• [Aufgabenteile]
- A) Beantworte anhand des Textausschnitts:
(i) Worauf hebt das BfG ausdrücklich ab?
(ii) Aus welchem Absatz stammt das Zitat?
(iii) Was ist in einem Währungsraum die Regel und nicht die Ausnahme?
- B) Gib einen Teil des Textausschnitts wortgetreu wieder. Fang bei den Worten „Das Bundesverfassungsgericht legt“ an und hör nach „Maßnahme zu Folgen.“ auf.

• [Textausschnitt]
__________
In einem Währungsraum ist es unmöglich, das souveräne Einzelstaaten auch souveräne Entscheidungen treffen, bzw jede Entscheidung NATIONAL bestätigen müssen.
Das Bundesverfassungsgericht legt den Finger also in die offene Wunde aus dem Unterschied aus politischem Willen und nationalem Recht.
Das wird auch in der Folge deutlich, denn das BfG hebt ausdrücklich auf die Verhältnismäßigkeit ab. Also auf die Abwägung von Maßnahme zu Folgen.
Zitat Absatz 6:
“ 6. a) Der Grundsatz der Verhältnismäßigkeit bei der Kompetenzabgrenzung zwischen der Europäischen Union und den Mitgliedstaaten und die damit verbundene wertende Gesamtbetrachtung besitzen ein für das Demokratieprinzip und den Grundsatz der Volkssouveränität erhebliches Gewicht. Ihre Missachtung ist geeignet, die kompetenziellen Grundlagen der Europäischen Union zu verschieben und das Prinzip der begrenzten Einzelermächtigung zu unterlaufen. (158) “
Die Prüfung der Verhältnismäßigkeit betrifft also die Prüfung, ob nationale Folgen eintreten können und das ist in einem Währungsraum die REGEL, nicht die Ausnahme.
Auch hier: Was nicht erlaubt ist, ist verboten.
__________
[Einträge des Datensatzes]
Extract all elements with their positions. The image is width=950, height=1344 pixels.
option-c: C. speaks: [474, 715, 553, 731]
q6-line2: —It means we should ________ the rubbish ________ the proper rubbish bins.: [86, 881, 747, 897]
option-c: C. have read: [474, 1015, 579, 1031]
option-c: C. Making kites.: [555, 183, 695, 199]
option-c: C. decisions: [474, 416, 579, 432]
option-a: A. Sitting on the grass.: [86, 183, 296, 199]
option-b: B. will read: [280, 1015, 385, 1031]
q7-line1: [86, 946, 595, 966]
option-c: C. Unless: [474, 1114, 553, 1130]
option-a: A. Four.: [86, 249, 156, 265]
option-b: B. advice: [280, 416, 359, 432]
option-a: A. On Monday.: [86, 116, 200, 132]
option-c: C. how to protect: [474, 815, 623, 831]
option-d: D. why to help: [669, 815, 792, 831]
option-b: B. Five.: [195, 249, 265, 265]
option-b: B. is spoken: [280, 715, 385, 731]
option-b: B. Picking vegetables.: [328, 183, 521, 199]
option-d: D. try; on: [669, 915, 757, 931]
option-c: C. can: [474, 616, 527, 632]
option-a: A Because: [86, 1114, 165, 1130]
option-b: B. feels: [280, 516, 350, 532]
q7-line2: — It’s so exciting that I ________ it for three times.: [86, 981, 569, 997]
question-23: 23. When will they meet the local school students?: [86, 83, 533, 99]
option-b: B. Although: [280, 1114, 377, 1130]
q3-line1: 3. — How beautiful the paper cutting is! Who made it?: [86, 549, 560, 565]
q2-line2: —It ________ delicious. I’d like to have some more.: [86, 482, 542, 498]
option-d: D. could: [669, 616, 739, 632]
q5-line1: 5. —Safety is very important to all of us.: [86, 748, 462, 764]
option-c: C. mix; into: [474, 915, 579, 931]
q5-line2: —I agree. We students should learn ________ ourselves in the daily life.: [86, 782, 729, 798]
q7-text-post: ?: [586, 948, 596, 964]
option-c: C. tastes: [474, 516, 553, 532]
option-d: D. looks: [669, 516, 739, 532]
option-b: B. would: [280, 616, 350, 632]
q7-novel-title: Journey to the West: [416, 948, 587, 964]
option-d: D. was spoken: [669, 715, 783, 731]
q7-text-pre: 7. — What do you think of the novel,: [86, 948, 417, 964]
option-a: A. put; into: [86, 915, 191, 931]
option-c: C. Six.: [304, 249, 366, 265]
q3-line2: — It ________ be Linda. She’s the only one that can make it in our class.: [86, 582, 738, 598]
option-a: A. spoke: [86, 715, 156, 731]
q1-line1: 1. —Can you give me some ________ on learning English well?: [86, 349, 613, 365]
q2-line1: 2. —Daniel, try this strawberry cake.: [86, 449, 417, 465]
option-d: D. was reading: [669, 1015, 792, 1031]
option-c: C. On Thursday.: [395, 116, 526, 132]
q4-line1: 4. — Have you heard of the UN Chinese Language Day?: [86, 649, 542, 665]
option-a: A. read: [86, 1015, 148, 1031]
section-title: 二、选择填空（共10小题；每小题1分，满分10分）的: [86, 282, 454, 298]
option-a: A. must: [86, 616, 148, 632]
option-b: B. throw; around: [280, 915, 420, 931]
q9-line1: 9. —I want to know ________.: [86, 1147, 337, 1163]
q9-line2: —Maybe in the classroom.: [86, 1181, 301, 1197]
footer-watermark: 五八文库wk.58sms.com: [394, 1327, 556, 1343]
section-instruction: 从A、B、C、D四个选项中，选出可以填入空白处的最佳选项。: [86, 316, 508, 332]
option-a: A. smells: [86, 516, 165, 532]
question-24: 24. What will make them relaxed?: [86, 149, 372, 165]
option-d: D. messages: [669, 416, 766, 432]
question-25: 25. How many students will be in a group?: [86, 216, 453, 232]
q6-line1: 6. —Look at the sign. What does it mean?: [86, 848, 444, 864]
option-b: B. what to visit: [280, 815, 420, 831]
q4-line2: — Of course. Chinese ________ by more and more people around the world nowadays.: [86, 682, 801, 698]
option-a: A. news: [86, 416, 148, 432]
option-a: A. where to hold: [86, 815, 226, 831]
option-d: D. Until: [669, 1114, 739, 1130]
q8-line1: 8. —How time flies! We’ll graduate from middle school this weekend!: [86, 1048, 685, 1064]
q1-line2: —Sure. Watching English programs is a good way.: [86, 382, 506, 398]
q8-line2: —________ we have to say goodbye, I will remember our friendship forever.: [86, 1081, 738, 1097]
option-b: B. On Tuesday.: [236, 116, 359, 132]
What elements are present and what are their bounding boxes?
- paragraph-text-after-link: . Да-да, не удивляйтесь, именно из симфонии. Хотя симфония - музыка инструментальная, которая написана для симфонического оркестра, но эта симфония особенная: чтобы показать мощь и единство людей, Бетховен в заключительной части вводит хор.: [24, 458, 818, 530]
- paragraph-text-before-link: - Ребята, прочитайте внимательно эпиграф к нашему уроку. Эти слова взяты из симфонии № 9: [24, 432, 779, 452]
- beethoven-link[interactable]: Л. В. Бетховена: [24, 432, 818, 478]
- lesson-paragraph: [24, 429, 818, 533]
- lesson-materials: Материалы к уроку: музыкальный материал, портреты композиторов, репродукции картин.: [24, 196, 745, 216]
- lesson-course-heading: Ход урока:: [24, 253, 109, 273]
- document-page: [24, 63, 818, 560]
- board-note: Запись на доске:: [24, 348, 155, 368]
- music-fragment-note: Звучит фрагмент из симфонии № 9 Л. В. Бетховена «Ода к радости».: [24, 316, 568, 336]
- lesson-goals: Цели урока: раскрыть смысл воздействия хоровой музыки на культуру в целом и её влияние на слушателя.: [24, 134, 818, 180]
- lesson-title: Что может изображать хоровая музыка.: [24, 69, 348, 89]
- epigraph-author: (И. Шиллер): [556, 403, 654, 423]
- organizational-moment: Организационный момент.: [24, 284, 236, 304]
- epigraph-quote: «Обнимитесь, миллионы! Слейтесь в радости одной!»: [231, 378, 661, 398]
__________
• [Ergebnisse der Aufgaben]
- A)
(i) Auf die Verhältnismäßigkeit, also auf die Abwägung von Maßnahme zu Folgen.
(ii) Aus Absatz 6.
(iii) Dass nationale Folgen eintreten können.

- B)
Das Bundesverfassungsgericht legt den Finger also in die offene Wunde aus dem Unterschied aus politischem Willen und nationalem Recht.
Das wird auch in der Folge deutlich, denn das BfG hebt ausdrücklich auf die Verhältnismäßigkeit ab. Also auf die Abwägung von Maßnahme zu Folgen.